THE TASK: Extract the full set of records that follows, word for word.

[Figure dataset records]
◆ ◆ ◆ ◆

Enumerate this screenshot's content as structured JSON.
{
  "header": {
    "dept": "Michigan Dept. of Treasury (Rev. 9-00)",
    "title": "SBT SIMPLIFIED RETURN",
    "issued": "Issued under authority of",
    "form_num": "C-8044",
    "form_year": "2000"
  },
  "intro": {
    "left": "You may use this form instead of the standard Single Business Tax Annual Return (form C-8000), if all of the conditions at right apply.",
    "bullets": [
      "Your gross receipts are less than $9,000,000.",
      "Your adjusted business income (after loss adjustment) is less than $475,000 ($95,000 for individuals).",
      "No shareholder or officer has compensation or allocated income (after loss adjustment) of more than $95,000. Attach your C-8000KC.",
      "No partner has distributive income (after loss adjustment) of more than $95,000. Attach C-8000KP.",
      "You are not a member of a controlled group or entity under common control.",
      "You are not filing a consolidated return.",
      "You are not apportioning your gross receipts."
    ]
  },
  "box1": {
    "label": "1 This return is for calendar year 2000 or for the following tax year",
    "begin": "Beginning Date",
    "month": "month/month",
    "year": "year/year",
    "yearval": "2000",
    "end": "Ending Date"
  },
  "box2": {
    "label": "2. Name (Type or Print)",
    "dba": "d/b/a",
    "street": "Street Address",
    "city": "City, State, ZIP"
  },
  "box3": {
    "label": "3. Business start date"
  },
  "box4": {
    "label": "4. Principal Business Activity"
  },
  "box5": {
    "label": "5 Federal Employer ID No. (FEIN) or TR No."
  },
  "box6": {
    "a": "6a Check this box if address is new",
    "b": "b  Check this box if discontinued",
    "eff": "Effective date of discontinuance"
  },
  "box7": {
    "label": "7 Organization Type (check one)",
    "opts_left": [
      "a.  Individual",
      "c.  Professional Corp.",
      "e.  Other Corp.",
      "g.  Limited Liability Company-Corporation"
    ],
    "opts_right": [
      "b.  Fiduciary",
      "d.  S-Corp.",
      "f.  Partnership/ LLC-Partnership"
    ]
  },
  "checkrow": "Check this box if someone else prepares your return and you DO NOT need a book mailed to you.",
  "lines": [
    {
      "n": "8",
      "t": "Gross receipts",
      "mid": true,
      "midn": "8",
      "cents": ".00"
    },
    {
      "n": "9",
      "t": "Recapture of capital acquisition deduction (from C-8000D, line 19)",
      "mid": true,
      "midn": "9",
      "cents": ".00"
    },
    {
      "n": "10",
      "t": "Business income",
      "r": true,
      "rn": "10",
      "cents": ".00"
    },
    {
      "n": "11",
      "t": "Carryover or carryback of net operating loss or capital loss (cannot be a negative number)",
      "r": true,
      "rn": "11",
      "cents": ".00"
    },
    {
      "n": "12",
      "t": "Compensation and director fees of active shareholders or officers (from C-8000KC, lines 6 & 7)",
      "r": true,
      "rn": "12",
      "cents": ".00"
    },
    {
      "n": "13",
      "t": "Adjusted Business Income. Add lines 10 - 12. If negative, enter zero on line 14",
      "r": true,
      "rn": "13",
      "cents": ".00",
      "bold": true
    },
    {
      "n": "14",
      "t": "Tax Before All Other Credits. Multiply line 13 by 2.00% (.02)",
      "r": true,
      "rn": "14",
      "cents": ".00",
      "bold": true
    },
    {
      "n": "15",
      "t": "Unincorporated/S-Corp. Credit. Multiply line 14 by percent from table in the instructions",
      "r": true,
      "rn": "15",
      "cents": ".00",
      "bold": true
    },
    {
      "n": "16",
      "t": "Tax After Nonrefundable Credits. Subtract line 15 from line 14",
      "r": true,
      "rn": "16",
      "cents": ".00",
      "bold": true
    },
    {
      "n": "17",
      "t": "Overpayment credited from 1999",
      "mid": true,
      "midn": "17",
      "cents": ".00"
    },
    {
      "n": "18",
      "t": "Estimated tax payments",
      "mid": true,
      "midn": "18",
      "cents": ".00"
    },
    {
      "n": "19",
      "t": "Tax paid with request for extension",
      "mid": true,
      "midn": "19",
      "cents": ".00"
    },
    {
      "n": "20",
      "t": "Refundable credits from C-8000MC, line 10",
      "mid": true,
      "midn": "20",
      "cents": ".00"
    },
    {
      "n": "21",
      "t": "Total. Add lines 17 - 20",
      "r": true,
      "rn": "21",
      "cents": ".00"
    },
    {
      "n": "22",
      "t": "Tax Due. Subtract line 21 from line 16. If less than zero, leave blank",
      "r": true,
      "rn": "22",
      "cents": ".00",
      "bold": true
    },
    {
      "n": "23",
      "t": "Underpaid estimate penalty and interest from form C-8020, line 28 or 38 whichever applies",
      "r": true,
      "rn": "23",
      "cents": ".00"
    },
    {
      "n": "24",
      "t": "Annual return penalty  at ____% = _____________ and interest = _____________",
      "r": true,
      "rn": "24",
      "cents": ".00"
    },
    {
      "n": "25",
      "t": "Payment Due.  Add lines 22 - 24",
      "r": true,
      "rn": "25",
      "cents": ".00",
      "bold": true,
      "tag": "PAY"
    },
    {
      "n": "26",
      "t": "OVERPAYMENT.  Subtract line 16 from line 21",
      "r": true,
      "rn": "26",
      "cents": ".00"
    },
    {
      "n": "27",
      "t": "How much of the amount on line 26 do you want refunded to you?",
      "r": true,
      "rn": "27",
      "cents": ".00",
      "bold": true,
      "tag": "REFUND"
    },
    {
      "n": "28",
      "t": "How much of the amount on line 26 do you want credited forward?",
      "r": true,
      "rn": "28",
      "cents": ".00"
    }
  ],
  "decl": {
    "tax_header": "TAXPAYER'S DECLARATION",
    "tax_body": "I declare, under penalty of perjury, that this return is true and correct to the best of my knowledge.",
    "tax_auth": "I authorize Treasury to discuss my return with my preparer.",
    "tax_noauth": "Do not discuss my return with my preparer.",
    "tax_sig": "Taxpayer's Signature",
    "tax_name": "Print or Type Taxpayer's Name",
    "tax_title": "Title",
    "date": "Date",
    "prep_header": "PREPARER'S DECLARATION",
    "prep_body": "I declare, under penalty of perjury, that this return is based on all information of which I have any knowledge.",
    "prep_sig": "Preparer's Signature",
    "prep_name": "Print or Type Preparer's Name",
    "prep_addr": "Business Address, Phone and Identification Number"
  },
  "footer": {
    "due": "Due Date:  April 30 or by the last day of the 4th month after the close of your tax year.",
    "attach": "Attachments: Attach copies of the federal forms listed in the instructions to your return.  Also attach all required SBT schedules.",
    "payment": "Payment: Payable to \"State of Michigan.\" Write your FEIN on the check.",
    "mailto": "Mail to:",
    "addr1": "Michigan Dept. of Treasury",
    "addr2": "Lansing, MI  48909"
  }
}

◆ ◆ ◆ ◆

FINISHED TASK:
Enumerate this screenshot's content as structured JSON.
{
  "header": {
    "dept": "Michigan Dept. of Treasury (Rev. 9-00)",
    "title": "SBT SIMPLIFIED RETURN",
    "issued": "Issued under authority of",
    "form_num": "C-8044",
    "form_year": "2000"
  },
  "intro": {
    "left": "You may use this form instead of the standard Single Business Tax Annual Return (form C-8000), if all of the conditions at right apply.",
    "bullets": [
      "Your gross receipts are less than $9,000,000.",
      "Your adjusted business income (after loss adjustment) is less than $475,000 ($95,000 for individuals).",
      "No shareholder or officer has compensation or allocated income (after loss adjustment) of more than $95,000. Attach your C-8000KC.",
      "No partner has distributive income (after loss adjustment) of more than $95,000. Attach C-8000KP.",
      "You are not a member of a controlled group or entity under common control.",
      "You are not filing a consolidated return.",
      "You are not apportioning your gross receipts."
    ]
  },
  "box1": {
    "label": "1 This return is for calendar year 2000 or for the following tax year",
    "begin": "Beginning Date",
    "month": "month/month",
    "year": "year/year",
    "yearval": "2000",
    "end": "Ending Date"
  },
  "box2": {
    "label": "2. Name (Type or Print)",
    "dba": "d/b/a",
    "street": "Street Address",
    "city": "City, State, ZIP"
  },
  "box3": {
    "label": "3. Business start date"
  },
  "box4": {
    "label": "4. Principal Business Activity"
  },
  "box5": {
    "label": "5 Federal Employer ID No. (FEIN) or TR No."
  },
  "box6": {
    "a": "6a Check this box if address is new",
    "b": "b  Check this box if discontinued",
    "eff": "Effective date of discontinuance"
  },
  "box7": {
    "label": "7 Organization Type (check one)",
    "opts_left": [
      "a.  Individual",
      "c.  Professional Corp.",
      "e.  Other Corp.",
      "g.  Limited Liability Company-Corporation"
    ],
    "opts_right": [
      "b.  Fiduciary",
      "d.  S-Corp.",
      "f.  Partnership/ LLC-Partnership"
    ]
  },
  "checkrow": "Check this box if someone else prepares your return and you DO NOT need a book mailed to you.",
  "lines": [
    {
      "n": "8",
      "t": "Gross receipts",
      "mid": true,
      "midn": "8",
      "cents": ".00"
    },
    {
      "n": "9",
      "t": "Recapture of capital acquisition deduction (from C-8000D, line 19)",
      "mid": true,
      "midn": "9",
      "cents": ".00"
    },
    {
      "n": "10",
      "t": "Business income",
      "r": true,
      "rn": "10",
      "cents": ".00"
    },
    {
      "n": "11",
      "t": "Carryover or carryback of net operating loss or capital loss (cannot be a negative number)",
      "r": true,
      "rn": "11",
      "cents": ".00"
    },
    {
      "n": "12",
      "t": "Compensation and director fees of active shareholders or officers (from C-8000KC, lines 6 & 7)",
      "r": true,
      "rn": "12",
      "cents": ".00"
    },
    {
      "n": "13",
      "t": "Adjusted Business Income. Add lines 10 - 12. If negative, enter zero on line 14",
      "r": true,
      "rn": "13",
      "cents": ".00",
      "bold": true
    },
    {
      "n": "14",
      "t": "Tax Before All Other Credits. Multiply line 13 by 2.00% (.02)",
      "r": true,
      "rn": "14",
      "cents": ".00",
      "bold": true
    },
    {
      "n": "15",
      "t": "Unincorporated/S-Corp. Credit. Multiply line 14 by percent from table in the instructions",
      "r": true,
      "rn": "15",
      "cents": ".00",
      "bold": true
    },
    {
      "n": "16",
      "t": "Tax After Nonrefundable Credits. Subtract line 15 from line 14",
      "r": true,
      "rn": "16",
      "cents": ".00",
      "bold": true
    },
    {
      "n": "17",
      "t": "Overpayment credited from 1999",
      "mid": true,
      "midn": "17",
      "cents": ".00"
    },
    {
      "n": "18",
      "t": "Estimated tax payments",
      "mid": true,
      "midn": "18",
      "cents": ".00"
    },
    {
      "n": "19",
      "t": "Tax paid with request for extension",
      "mid": true,
      "midn": "19",
      "cents": ".00"
    },
    {
      "n": "20",
      "t": "Refundable credits from C-8000MC, line 10",
      "mid": true,
      "midn": "20",
      "cents": ".00"
    },
    {
      "n": "21",
      "t": "Total. Add lines 17 - 20",
      "r": true,
      "rn": "21",
      "cents": ".00"
    },
    {
      "n": "22",
      "t": "Tax Due. Subtract line 21 from line 16. If less than zero, leave blank",
      "r": true,
      "rn": "22",
      "cents": ".00",
      "bold": true
    },
    {
      "n": "23",
      "t": "Underpaid estimate penalty and interest from form C-8020, line 28 or 38 whichever applies",
      "r": true,
      "rn": "23",
      "cents": ".00"
    },
    {
      "n": "24",
      "t": "Annual return penalty  at ____% = _____________ and interest = _____________",
      "r": true,
      "rn": "24",
      "cents": ".00"
    },
    {
      "n": "25",
      "t": "Payment Due.  Add lines 22 - 24",
      "r": true,
      "rn": "25",
      "cents": ".00",
      "bold": true,
      "tag": "PAY"
    },
    {
      "n": "26",
      "t": "OVERPAYMENT.  Subtract line 16 from line 21",
      "r": true,
      "rn": "26",
      "cents": ".00"
    },
    {
      "n": "27",
      "t": "How much of the amount on line 26 do you want refunded to you?",
      "r": true,
      "rn": "27",
      "cents": ".00",
      "bold": true,
      "tag": "REFUND"
    },
    {
      "n": "28",
      "t": "How much of the amount on line 26 do you want credited forward?",
      "r": true,
      "rn": "28",
      "cents": ".00"
    }
  ],
  "decl": {
    "tax_header": "TAXPAYER'S DECLARATION",
    "tax_body": "I declare, under penalty of perjury, that this return is true and correct to the best of my knowledge.",
    "tax_auth": "I authorize Treasury to discuss my return with my preparer.",
    "tax_noauth": "Do not discuss my return with my preparer.",
    "tax_sig": "Taxpayer's Signature",
    "tax_name": "Print or Type Taxpayer's Name",
    "tax_title": "Title",
    "date": "Date",
    "prep_header": "PREPARER'S DECLARATION",
    "prep_body": "I declare, under penalty of perjury, that this return is based on all information of which I have any knowledge.",
    "prep_sig": "Preparer's Signature",
    "prep_name": "Print or Type Preparer's Name",
    "prep_addr": "Business Address, Phone and Identification Number"
  },
  "footer": {
    "due": "Due Date:  April 30 or by the last day of the 4th month after the close of your tax year.",
    "attach": "Attachments: Attach copies of the federal forms listed in the instructions to your return.  Also attach all required SBT schedules.",
    "payment": "Payment: Payable to \"State of Michigan.\" Write your FEIN on the check.",
    "mailto": "Mail to:",
    "addr1": "Michigan Dept. of Treasury",
    "addr2": "Lansing, MI  48909"
  }
}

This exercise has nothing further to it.